> PASSAGE TO READ:
In my web 2.0 presentation ask the following question: "Which is a more
closely guarded secret, Google's search algorithm, or their system's
management process?" Then I point out that you can download the original
search thesis, and they've patented large portions of their current
search technology, but it's nearly impossible to find out about how they
manage their systems. Same is true of facebook, twitter, etc. The
ability to manage and control 1000s of servers is what gives these
companies their competitive advantage. I do know, for example, that
facebook runs about 1000 memcached servers in their caching tier, each
w/32G of memory, so that's a 32 terra-byte memory cache!

But say we set ThreadsPerChild to 20, even though we anticipate 1,000
unique
visitors within a few minutes of opening the application to the
Internet.

> TASK 1:
List every company the passage on server management mentions by name.
> TASK 2:
Reproduce the passage on server management from "In my web 2.0" up to and including "terra-byte memory cache!".

> EXTRACTED INFORMATION:
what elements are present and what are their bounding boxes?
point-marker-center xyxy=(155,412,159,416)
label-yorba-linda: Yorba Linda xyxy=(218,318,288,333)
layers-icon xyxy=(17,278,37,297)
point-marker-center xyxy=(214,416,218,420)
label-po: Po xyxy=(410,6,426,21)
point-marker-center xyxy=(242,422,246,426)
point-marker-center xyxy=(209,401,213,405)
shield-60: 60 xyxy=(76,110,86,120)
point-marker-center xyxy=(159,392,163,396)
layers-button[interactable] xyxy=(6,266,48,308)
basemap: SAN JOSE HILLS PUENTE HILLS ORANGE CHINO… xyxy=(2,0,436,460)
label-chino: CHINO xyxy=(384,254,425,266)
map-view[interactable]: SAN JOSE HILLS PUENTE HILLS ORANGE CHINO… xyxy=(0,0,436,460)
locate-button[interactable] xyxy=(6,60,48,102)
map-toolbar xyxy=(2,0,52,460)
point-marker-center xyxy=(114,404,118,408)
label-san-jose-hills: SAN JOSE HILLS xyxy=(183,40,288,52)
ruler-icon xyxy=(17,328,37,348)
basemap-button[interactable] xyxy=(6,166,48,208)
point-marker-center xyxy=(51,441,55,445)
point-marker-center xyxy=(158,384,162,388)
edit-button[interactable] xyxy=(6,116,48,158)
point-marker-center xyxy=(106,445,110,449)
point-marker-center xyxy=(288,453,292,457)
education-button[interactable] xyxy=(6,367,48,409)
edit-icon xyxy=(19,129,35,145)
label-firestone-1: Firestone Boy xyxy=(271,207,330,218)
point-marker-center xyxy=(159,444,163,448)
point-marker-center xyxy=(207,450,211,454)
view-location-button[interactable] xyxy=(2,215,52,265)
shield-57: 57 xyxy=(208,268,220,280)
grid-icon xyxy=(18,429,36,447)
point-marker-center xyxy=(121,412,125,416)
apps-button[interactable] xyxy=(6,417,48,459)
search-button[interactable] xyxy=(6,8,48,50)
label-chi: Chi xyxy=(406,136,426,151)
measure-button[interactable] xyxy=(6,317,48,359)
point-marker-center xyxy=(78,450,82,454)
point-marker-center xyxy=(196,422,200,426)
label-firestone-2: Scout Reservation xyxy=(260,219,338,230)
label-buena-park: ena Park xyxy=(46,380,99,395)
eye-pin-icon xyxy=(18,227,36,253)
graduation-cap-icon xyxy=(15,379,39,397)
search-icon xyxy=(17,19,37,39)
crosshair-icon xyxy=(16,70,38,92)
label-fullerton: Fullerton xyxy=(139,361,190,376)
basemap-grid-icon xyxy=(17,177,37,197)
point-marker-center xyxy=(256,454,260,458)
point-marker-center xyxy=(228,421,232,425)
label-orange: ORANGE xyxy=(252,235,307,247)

> SOLUTION 1:
Google, facebook, twitter

> SOLUTION 2:
In my web 2.0 presentation ask the following question: "Which is a more
closely guarded secret, Google's search algorithm, or their system's
management process?" Then I point out that you can download the original
search thesis, and they've patented large portions of their current
search technology, but it's nearly impossible to find out about how they
manage their systems. Same is true of facebook, twitter, etc. The
ability to manage and control 1000s of servers is what gives these
companies their competitive advantage. I do know, for example, that
facebook runs about 1000 memcached servers in their caching tier, each
w/32G of memory, so that's a 32 terra-byte memory cache!